───── DATA FOR PROCESSING ─────

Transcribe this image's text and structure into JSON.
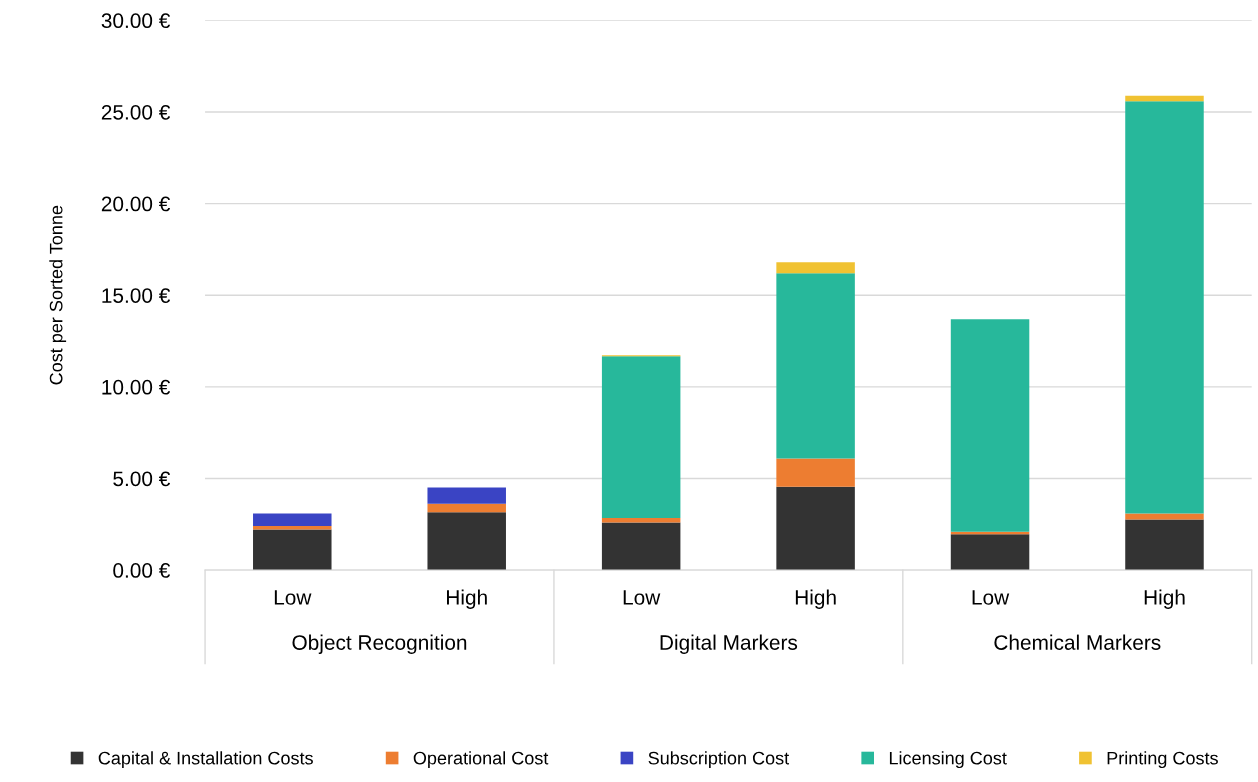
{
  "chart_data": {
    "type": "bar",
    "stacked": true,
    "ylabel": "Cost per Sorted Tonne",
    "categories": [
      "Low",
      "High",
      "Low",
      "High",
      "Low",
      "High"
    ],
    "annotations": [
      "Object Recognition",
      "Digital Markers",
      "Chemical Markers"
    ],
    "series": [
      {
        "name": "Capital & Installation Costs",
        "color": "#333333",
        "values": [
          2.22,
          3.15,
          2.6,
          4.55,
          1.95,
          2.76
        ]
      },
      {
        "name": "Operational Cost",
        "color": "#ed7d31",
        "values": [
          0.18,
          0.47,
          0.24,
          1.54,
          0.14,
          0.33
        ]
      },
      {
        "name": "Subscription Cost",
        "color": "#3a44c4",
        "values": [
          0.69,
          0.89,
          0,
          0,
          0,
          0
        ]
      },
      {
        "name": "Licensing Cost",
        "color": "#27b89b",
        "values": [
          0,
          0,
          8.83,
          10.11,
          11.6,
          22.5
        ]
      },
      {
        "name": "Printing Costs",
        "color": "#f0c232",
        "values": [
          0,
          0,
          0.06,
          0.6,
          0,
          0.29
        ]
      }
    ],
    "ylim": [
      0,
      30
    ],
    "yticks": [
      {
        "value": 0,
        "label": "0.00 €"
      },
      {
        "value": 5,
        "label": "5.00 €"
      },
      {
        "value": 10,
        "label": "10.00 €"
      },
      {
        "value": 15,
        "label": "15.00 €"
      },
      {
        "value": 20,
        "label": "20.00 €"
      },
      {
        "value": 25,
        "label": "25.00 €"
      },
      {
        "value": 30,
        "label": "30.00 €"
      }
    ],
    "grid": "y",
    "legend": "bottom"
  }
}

─────

[REQUIREMENT]
Word for word, quote the lines above. Omit the pictures.

[EXERCISE RESULT]
Transcribe this image's text and structure into JSON.
{
  "chart_data": {
    "type": "bar",
    "stacked": true,
    "ylabel": "Cost per Sorted Tonne",
    "categories": [
      "Low",
      "High",
      "Low",
      "High",
      "Low",
      "High"
    ],
    "annotations": [
      "Object Recognition",
      "Digital Markers",
      "Chemical Markers"
    ],
    "series": [
      {
        "name": "Capital & Installation Costs",
        "color": "#333333",
        "values": [
          2.22,
          3.15,
          2.6,
          4.55,
          1.95,
          2.76
        ]
      },
      {
        "name": "Operational Cost",
        "color": "#ed7d31",
        "values": [
          0.18,
          0.47,
          0.24,
          1.54,
          0.14,
          0.33
        ]
      },
      {
        "name": "Subscription Cost",
        "color": "#3a44c4",
        "values": [
          0.69,
          0.89,
          0,
          0,
          0,
          0
        ]
      },
      {
        "name": "Licensing Cost",
        "color": "#27b89b",
        "values": [
          0,
          0,
          8.83,
          10.11,
          11.6,
          22.5
        ]
      },
      {
        "name": "Printing Costs",
        "color": "#f0c232",
        "values": [
          0,
          0,
          0.06,
          0.6,
          0,
          0.29
        ]
      }
    ],
    "ylim": [
      0,
      30
    ],
    "yticks": [
      {
        "value": 0,
        "label": "0.00 €"
      },
      {
        "value": 5,
        "label": "5.00 €"
      },
      {
        "value": 10,
        "label": "10.00 €"
      },
      {
        "value": 15,
        "label": "15.00 €"
      },
      {
        "value": 20,
        "label": "20.00 €"
      },
      {
        "value": 25,
        "label": "25.00 €"
      },
      {
        "value": 30,
        "label": "30.00 €"
      }
    ],
    "grid": "y",
    "legend": "bottom"
  }
}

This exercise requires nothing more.